PROBLEM TO SOLVE:
What is the number of lines in the entries that include the word "Average"? Respond with the number only.
--- THE RECORDS ---
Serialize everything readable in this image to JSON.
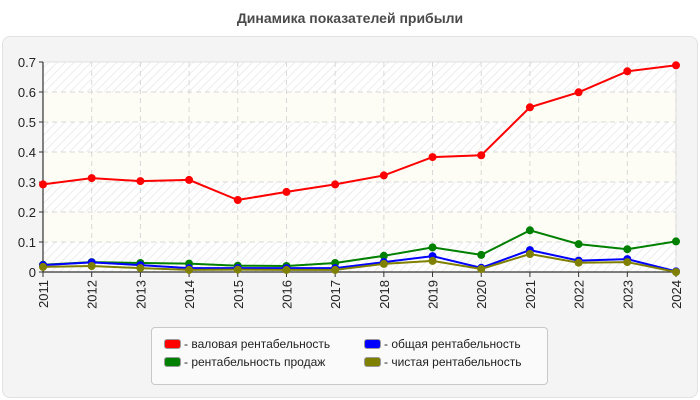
{
  "chart_data": {
    "type": "line",
    "title": "Динамика показателей прибыли",
    "xlabel": "",
    "ylabel": "",
    "x": [
      "2011",
      "2012",
      "2013",
      "2014",
      "2015",
      "2016",
      "2017",
      "2018",
      "2019",
      "2020",
      "2021",
      "2022",
      "2023",
      "2024"
    ],
    "ylim": [
      0,
      0.7
    ],
    "yticks": [
      "0",
      "0.1",
      "0.2",
      "0.3",
      "0.4",
      "0.5",
      "0.6",
      "0.7"
    ],
    "grid": true,
    "legend_position": "bottom",
    "series": [
      {
        "name": "- валовая рентабельность",
        "color": "#ff0000",
        "values": [
          0.292,
          0.313,
          0.303,
          0.307,
          0.24,
          0.267,
          0.292,
          0.322,
          0.383,
          0.389,
          0.549,
          0.599,
          0.669,
          0.689
        ]
      },
      {
        "name": "- рентабельность продаж",
        "color": "#008000",
        "values": [
          0.024,
          0.033,
          0.03,
          0.028,
          0.021,
          0.02,
          0.03,
          0.054,
          0.082,
          0.057,
          0.139,
          0.093,
          0.076,
          0.102
        ]
      },
      {
        "name": "- общая рентабельность",
        "color": "#0000ff",
        "values": [
          0.023,
          0.032,
          0.023,
          0.013,
          0.013,
          0.013,
          0.013,
          0.033,
          0.053,
          0.014,
          0.073,
          0.038,
          0.043,
          0.002
        ]
      },
      {
        "name": "- чистая рентабельность",
        "color": "#808000",
        "values": [
          0.017,
          0.02,
          0.013,
          0.007,
          0.008,
          0.007,
          0.007,
          0.027,
          0.037,
          0.01,
          0.06,
          0.031,
          0.033,
          0.0
        ]
      }
    ]
  },
  "legend": {
    "items": [
      {
        "label": "- валовая рентабельность",
        "color": "#ff0000"
      },
      {
        "label": "- общая рентабельность",
        "color": "#0000ff"
      },
      {
        "label": "- рентабельность продаж",
        "color": "#008000"
      },
      {
        "label": "- чистая рентабельность",
        "color": "#808000"
      }
    ]
  }
}
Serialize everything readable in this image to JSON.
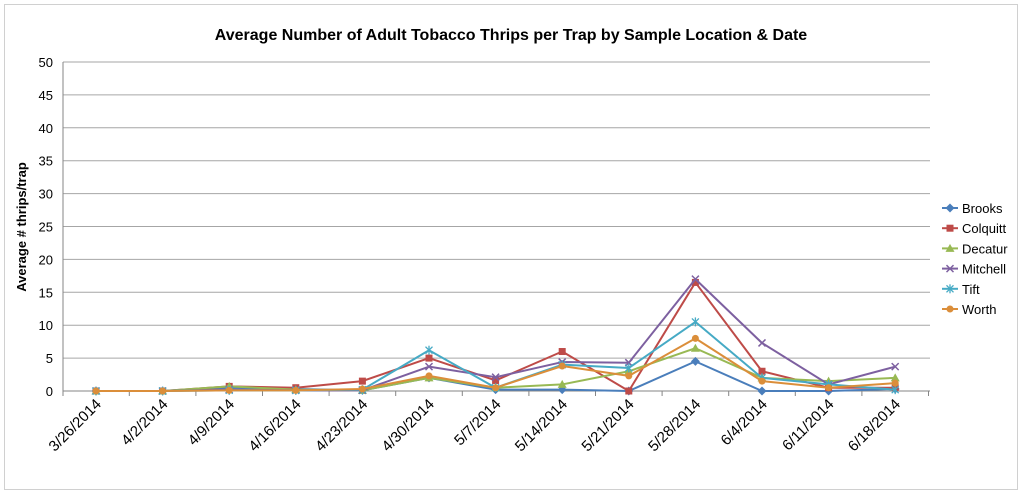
{
  "chart_data": {
    "type": "line",
    "title": "Average Number of Adult Tobacco Thrips per Trap by Sample Location & Date",
    "xlabel": "",
    "ylabel": "Average # thrips/trap",
    "ylim": [
      0,
      50
    ],
    "yticks": [
      0,
      5,
      10,
      15,
      20,
      25,
      30,
      35,
      40,
      45,
      50
    ],
    "grid": true,
    "legend_position": "right",
    "categories": [
      "3/26/2014",
      "4/2/2014",
      "4/9/2014",
      "4/16/2014",
      "4/23/2014",
      "4/30/2014",
      "5/7/2014",
      "5/14/2014",
      "5/21/2014",
      "5/28/2014",
      "6/4/2014",
      "6/11/2014",
      "6/18/2014"
    ],
    "series": [
      {
        "name": "Brooks",
        "color": "#4a7ebb",
        "marker": "diamond",
        "values": [
          0,
          0,
          0.5,
          0.3,
          0.1,
          2.0,
          0.2,
          0.2,
          0.0,
          4.5,
          0.0,
          0.0,
          0.3
        ]
      },
      {
        "name": "Colquitt",
        "color": "#be4b48",
        "marker": "square",
        "values": [
          0,
          0,
          0.7,
          0.5,
          1.5,
          5.0,
          1.6,
          6.0,
          0.0,
          16.5,
          3.0,
          0.5,
          0.5
        ]
      },
      {
        "name": "Decatur",
        "color": "#98b954",
        "marker": "triangle",
        "values": [
          0,
          0,
          0.7,
          0.2,
          0.1,
          2.0,
          0.5,
          1.0,
          3.0,
          6.5,
          2.0,
          1.5,
          2.0
        ]
      },
      {
        "name": "Mitchell",
        "color": "#7d60a0",
        "marker": "x",
        "values": [
          0,
          0,
          0.2,
          0.1,
          0.1,
          3.7,
          2.1,
          4.4,
          4.3,
          17.0,
          7.3,
          1.0,
          3.7
        ]
      },
      {
        "name": "Tift",
        "color": "#46aac5",
        "marker": "star",
        "values": [
          0,
          0,
          0.1,
          0.1,
          0.2,
          6.2,
          0.5,
          4.0,
          3.5,
          10.5,
          2.0,
          1.0,
          0.2
        ]
      },
      {
        "name": "Worth",
        "color": "#db8e3a",
        "marker": "circle",
        "values": [
          0,
          0,
          0.1,
          0.1,
          0.3,
          2.3,
          0.5,
          3.8,
          2.3,
          8.0,
          1.5,
          0.5,
          1.2
        ]
      }
    ]
  }
}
---
EXERCISE SOLUTION:
2